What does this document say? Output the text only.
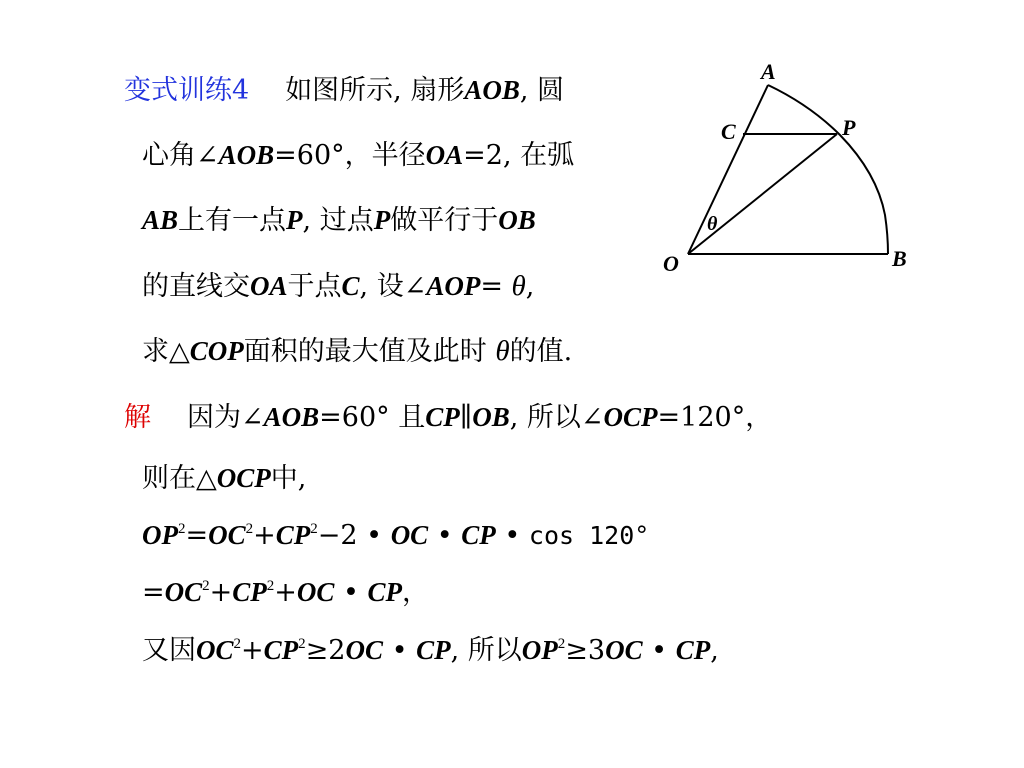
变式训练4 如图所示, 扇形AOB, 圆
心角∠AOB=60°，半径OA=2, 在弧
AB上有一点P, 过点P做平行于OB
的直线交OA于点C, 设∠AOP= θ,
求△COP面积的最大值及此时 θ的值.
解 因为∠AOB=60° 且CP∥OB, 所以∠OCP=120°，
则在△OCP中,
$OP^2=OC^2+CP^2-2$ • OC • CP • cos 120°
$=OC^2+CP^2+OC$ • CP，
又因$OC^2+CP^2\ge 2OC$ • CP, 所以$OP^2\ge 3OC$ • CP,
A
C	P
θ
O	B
* * *
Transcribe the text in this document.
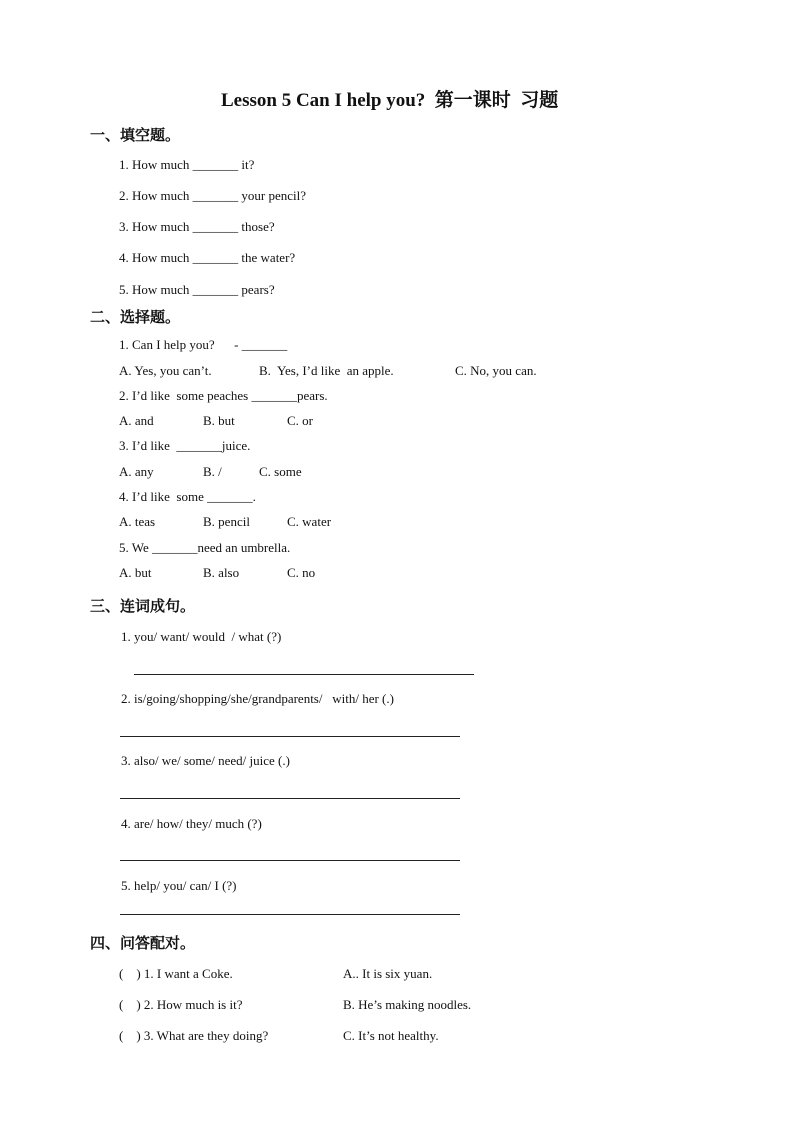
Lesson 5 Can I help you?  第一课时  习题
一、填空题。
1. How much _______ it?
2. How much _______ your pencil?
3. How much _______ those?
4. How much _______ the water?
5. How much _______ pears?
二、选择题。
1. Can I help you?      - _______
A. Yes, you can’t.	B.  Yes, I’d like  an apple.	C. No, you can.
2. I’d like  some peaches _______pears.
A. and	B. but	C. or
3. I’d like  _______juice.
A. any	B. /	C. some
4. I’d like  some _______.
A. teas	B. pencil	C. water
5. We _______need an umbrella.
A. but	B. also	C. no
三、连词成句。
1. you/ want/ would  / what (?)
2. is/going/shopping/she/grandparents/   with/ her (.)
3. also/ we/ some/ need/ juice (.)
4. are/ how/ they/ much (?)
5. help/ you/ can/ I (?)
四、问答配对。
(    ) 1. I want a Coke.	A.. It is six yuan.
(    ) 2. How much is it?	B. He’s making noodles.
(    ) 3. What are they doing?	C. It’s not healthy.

### Objective
In the data above, count the lines where the word "also" appears; reply with the number only.

### Result for this exercise
2